Pull every line containing "with" from the entries.

***** Supplied records

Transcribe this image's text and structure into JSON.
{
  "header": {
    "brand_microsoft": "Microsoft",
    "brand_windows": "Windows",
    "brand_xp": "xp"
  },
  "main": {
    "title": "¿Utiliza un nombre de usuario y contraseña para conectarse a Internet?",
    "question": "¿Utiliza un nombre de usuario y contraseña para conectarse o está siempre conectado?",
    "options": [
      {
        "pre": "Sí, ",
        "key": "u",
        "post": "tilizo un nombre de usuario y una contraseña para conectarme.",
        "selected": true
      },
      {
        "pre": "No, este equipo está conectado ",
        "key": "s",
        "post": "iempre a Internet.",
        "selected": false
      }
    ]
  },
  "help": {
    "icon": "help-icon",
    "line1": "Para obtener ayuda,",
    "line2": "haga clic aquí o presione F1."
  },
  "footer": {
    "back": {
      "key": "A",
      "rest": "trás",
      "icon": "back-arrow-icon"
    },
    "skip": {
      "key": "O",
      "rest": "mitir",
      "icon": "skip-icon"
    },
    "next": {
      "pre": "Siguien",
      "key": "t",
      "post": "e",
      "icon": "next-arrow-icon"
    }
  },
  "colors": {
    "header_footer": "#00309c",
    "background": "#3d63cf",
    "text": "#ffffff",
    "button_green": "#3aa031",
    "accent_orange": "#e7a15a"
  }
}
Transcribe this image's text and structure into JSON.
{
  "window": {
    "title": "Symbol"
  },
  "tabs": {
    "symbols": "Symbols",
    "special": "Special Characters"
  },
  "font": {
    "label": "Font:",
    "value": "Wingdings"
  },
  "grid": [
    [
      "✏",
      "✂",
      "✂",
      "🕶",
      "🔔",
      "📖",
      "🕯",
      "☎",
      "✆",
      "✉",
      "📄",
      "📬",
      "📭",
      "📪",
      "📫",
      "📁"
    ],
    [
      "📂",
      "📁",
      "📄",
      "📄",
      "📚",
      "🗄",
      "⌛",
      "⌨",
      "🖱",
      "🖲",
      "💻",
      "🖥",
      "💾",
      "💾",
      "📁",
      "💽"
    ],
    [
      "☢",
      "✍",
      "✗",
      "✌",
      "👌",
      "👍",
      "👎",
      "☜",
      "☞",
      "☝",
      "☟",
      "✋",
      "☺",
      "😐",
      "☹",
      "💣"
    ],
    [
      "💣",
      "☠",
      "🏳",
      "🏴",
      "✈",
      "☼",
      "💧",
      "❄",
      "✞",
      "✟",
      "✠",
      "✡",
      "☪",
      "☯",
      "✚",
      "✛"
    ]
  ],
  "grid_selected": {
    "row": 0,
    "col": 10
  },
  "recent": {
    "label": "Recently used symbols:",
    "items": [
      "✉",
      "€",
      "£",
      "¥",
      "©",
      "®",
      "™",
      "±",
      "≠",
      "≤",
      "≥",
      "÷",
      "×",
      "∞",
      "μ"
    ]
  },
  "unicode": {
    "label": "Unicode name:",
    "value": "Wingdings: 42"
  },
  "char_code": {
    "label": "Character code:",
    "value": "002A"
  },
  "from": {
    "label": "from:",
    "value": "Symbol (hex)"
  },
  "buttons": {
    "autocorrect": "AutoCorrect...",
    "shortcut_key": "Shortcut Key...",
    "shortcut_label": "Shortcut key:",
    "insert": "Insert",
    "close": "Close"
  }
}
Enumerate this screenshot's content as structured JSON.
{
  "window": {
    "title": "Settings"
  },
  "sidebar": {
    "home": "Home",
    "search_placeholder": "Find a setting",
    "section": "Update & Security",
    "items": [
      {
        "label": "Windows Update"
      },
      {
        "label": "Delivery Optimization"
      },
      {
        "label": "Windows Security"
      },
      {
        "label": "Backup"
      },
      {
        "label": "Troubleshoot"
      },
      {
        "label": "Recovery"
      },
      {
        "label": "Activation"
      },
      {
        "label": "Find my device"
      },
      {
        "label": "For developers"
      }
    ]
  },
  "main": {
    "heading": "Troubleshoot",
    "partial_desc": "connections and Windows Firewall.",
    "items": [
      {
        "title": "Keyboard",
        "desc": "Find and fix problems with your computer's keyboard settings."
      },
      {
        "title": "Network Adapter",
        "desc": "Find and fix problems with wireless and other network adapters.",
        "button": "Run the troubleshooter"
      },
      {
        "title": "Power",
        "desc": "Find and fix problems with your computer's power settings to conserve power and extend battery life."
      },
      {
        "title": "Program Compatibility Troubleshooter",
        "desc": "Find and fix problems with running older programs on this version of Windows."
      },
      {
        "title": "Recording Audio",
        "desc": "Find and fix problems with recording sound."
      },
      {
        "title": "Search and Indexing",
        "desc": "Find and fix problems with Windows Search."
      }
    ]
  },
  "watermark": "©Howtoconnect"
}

**********

→ **Final result**:
        "desc": "Find and fix problems with your computer's keyboard settings."
        "desc": "Find and fix problems with wireless and other network adapters.",
        "desc": "Find and fix problems with your computer's power settings to conserve power and extend battery life."
        "desc": "Find and fix problems with running older programs on this version of Windows."
        "desc": "Find and fix problems with recording sound."
        "desc": "Find and fix problems with Windows Search."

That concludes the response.